WHAT NEEDS TO BE DONE: Find how many lines of the listing below include the word "wersji", then report the number by itself.

INPUT:
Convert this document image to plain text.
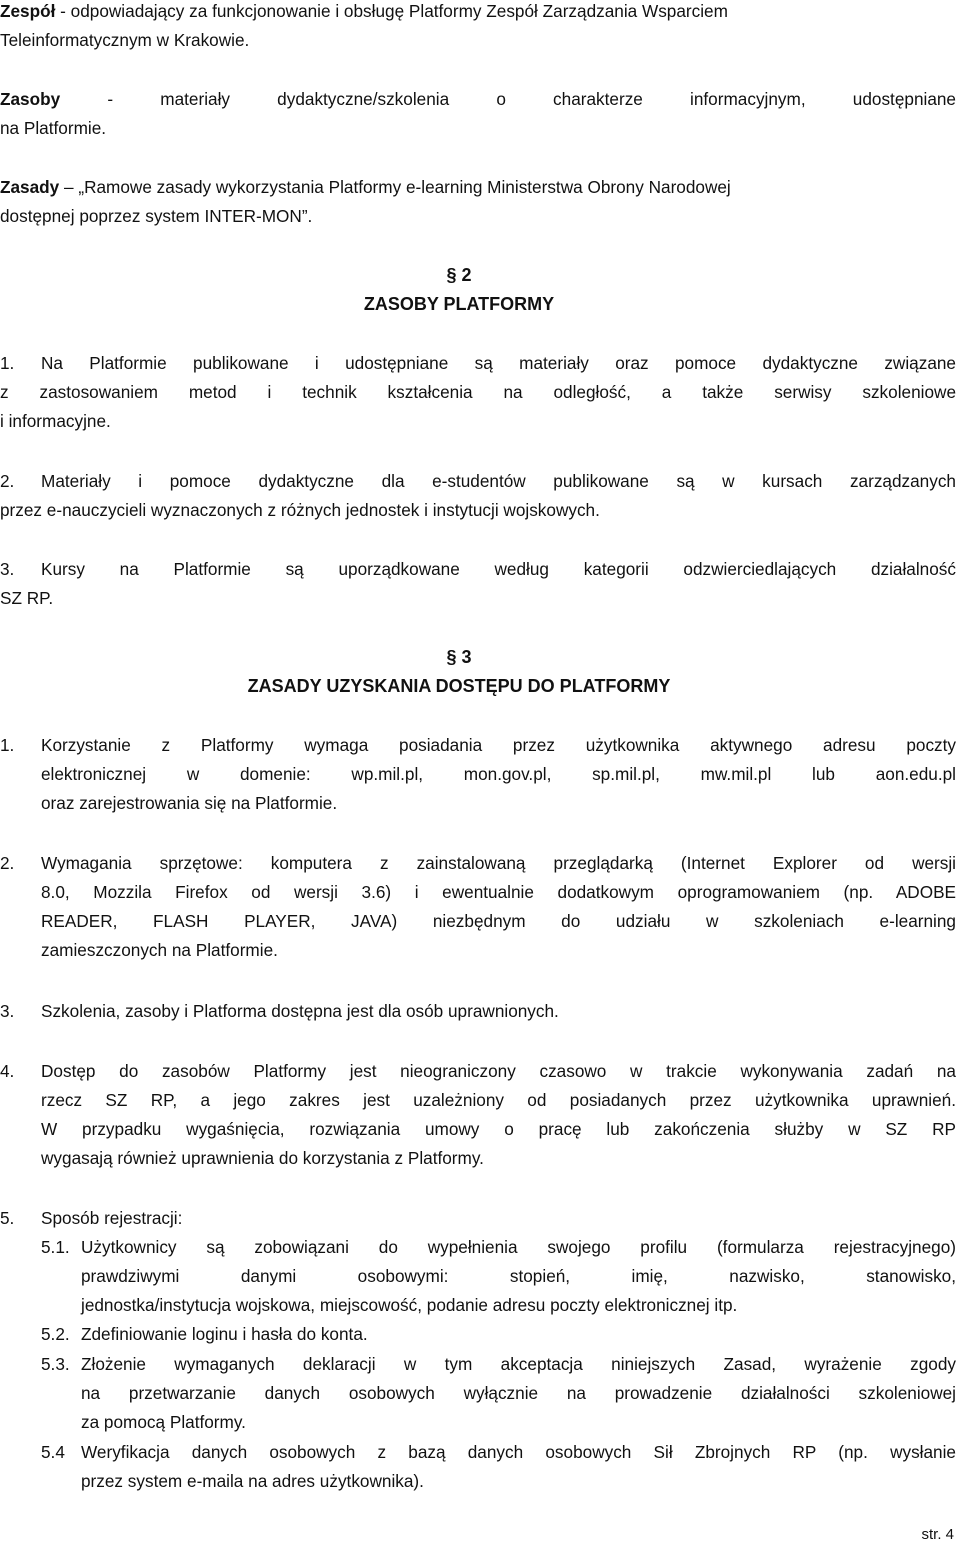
Zespół - odpowiadający za funkcjonowanie i obsługę Platformy Zespół Zarządzania Wsparciem
Teleinformatycznym w Krakowie.
Zasoby - materiały dydaktyczne/szkolenia o charakterze informacyjnym, udostępniane
na Platformie.
Zasady – „Ramowe zasady wykorzystania Platformy e-learning Ministerstwa Obrony Narodowej
dostępnej poprzez system INTER-MON”.
§ 2
ZASOBY PLATFORMY
1. Na Platformie publikowane i udostępniane są materiały oraz pomoce dydaktyczne związane
z zastosowaniem metod i technik kształcenia na odległość, a także serwisy szkoleniowe
i informacyjne.
2. Materiały i pomoce dydaktyczne dla e-studentów publikowane są w kursach zarządzanych
przez e-nauczycieli wyznaczonych z różnych jednostek i instytucji wojskowych.
3. Kursy na Platformie są uporządkowane według kategorii odzwierciedlających działalność
SZ RP.
§ 3
ZASADY UZYSKANIA DOSTĘPU DO PLATFORMY
1. Korzystanie z Platformy wymaga posiadania przez użytkownika aktywnego adresu poczty
elektronicznej w domenie: wp.mil.pl, mon.gov.pl, sp.mil.pl, mw.mil.pl lub aon.edu.pl
oraz zarejestrowania się na Platformie.
2. Wymagania sprzętowe: komputera z zainstalowaną przeglądarką (Internet Explorer od wersji
8.0, Mozzila Firefox od wersji 3.6) i ewentualnie dodatkowym oprogramowaniem (np. ADOBE
READER, FLASH PLAYER, JAVA) niezbędnym do udziału w szkoleniach e-learning
zamieszczonych na Platformie.
3. Szkolenia, zasoby i Platforma dostępna jest dla osób uprawnionych.
4. Dostęp do zasobów Platformy jest nieograniczony czasowo w trakcie wykonywania zadań na
rzecz SZ RP, a jego zakres jest uzależniony od posiadanych przez użytkownika uprawnień.
W przypadku wygaśnięcia, rozwiązania umowy o pracę lub zakończenia służby w SZ RP
wygasają również uprawnienia do korzystania z Platformy.
5. Sposób rejestracji:
5.1. Użytkownicy są zobowiązani do wypełnienia swojego profilu (formularza rejestracyjnego)
prawdziwymi danymi osobowymi: stopień, imię, nazwisko, stanowisko,
jednostka/instytucja wojskowa, miejscowość, podanie adresu poczty elektronicznej itp.
5.2. Zdefiniowanie loginu i hasła do konta.
5.3. Złożenie wymaganych deklaracji w tym akceptacja niniejszych Zasad, wyrażenie zgody
na przetwarzanie danych osobowych wyłącznie na prowadzenie działalności szkoleniowej
za pomocą Platformy.
5.4 Weryfikacja danych osobowych z bazą danych osobowych Sił Zbrojnych RP (np. wysłanie
przez system e-maila na adres użytkownika).
str. 4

FINISHED TASK: 2